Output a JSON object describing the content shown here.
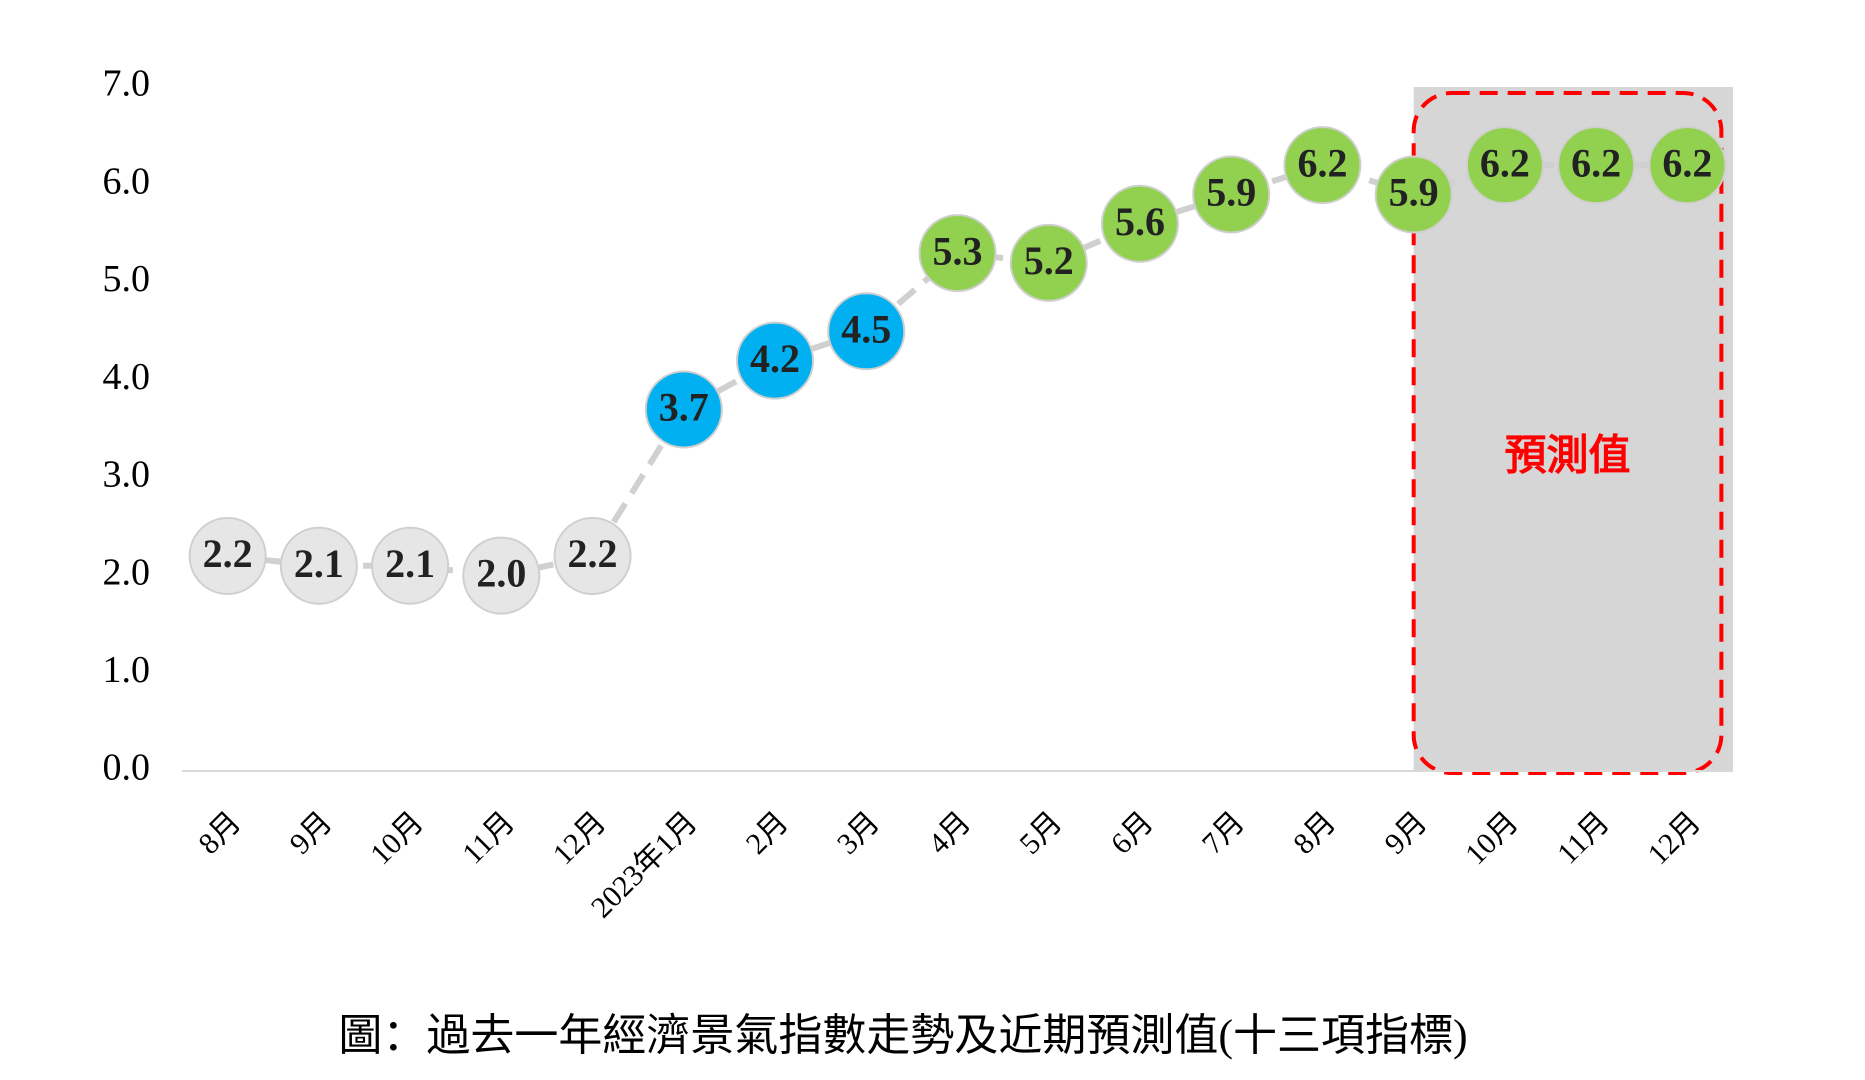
{
  "chart_data": {
    "type": "line",
    "caption": "圖：過去一年經濟景氣指數走勢及近期預測值(十三項指標)",
    "annotation": "預測值",
    "categories": [
      "8月",
      "9月",
      "10月",
      "11月",
      "12月",
      "2023年1月",
      "2月",
      "3月",
      "4月",
      "5月",
      "6月",
      "7月",
      "8月",
      "9月",
      "10月",
      "11月",
      "12月"
    ],
    "values": [
      2.2,
      2.1,
      2.1,
      2.0,
      2.2,
      3.7,
      4.2,
      4.5,
      5.3,
      5.2,
      5.6,
      5.9,
      6.2,
      5.9,
      6.2,
      6.2,
      6.2
    ],
    "value_labels": [
      "2.2",
      "2.1",
      "2.1",
      "2.0",
      "2.2",
      "3.7",
      "4.2",
      "4.5",
      "5.3",
      "5.2",
      "5.6",
      "5.9",
      "6.2",
      "5.9",
      "6.2",
      "6.2",
      "6.2"
    ],
    "point_colors": [
      "#e6e6e6",
      "#e6e6e6",
      "#e6e6e6",
      "#e6e6e6",
      "#e6e6e6",
      "#00b0f0",
      "#00b0f0",
      "#00b0f0",
      "#92d050",
      "#92d050",
      "#92d050",
      "#92d050",
      "#92d050",
      "#92d050",
      "#92d050",
      "#92d050",
      "#92d050"
    ],
    "line_color": "#d0d0d0",
    "forecast_range": [
      13,
      16
    ],
    "ylim": [
      0,
      7
    ],
    "yticks": [
      {
        "value": 0,
        "label": "0.0"
      },
      {
        "value": 1,
        "label": "1.0"
      },
      {
        "value": 2,
        "label": "2.0"
      },
      {
        "value": 3,
        "label": "3.0"
      },
      {
        "value": 4,
        "label": "4.0"
      },
      {
        "value": 5,
        "label": "5.0"
      },
      {
        "value": 6,
        "label": "6.0"
      },
      {
        "value": 7,
        "label": "7.0"
      }
    ]
  }
}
☆ ☆ ☆ ☆ ☆ ☆ ☆
What is required
Your task is to return the entries above exactly, with no pictures.

Response
Output a JSON object describing the content shown here.
{
  "chart_data": {
    "type": "line",
    "caption": "圖：過去一年經濟景氣指數走勢及近期預測值(十三項指標)",
    "annotation": "預測值",
    "categories": [
      "8月",
      "9月",
      "10月",
      "11月",
      "12月",
      "2023年1月",
      "2月",
      "3月",
      "4月",
      "5月",
      "6月",
      "7月",
      "8月",
      "9月",
      "10月",
      "11月",
      "12月"
    ],
    "values": [
      2.2,
      2.1,
      2.1,
      2.0,
      2.2,
      3.7,
      4.2,
      4.5,
      5.3,
      5.2,
      5.6,
      5.9,
      6.2,
      5.9,
      6.2,
      6.2,
      6.2
    ],
    "value_labels": [
      "2.2",
      "2.1",
      "2.1",
      "2.0",
      "2.2",
      "3.7",
      "4.2",
      "4.5",
      "5.3",
      "5.2",
      "5.6",
      "5.9",
      "6.2",
      "5.9",
      "6.2",
      "6.2",
      "6.2"
    ],
    "point_colors": [
      "#e6e6e6",
      "#e6e6e6",
      "#e6e6e6",
      "#e6e6e6",
      "#e6e6e6",
      "#00b0f0",
      "#00b0f0",
      "#00b0f0",
      "#92d050",
      "#92d050",
      "#92d050",
      "#92d050",
      "#92d050",
      "#92d050",
      "#92d050",
      "#92d050",
      "#92d050"
    ],
    "line_color": "#d0d0d0",
    "forecast_range": [
      13,
      16
    ],
    "ylim": [
      0,
      7
    ],
    "yticks": [
      {
        "value": 0,
        "label": "0.0"
      },
      {
        "value": 1,
        "label": "1.0"
      },
      {
        "value": 2,
        "label": "2.0"
      },
      {
        "value": 3,
        "label": "3.0"
      },
      {
        "value": 4,
        "label": "4.0"
      },
      {
        "value": 5,
        "label": "5.0"
      },
      {
        "value": 6,
        "label": "6.0"
      },
      {
        "value": 7,
        "label": "7.0"
      }
    ]
  }
}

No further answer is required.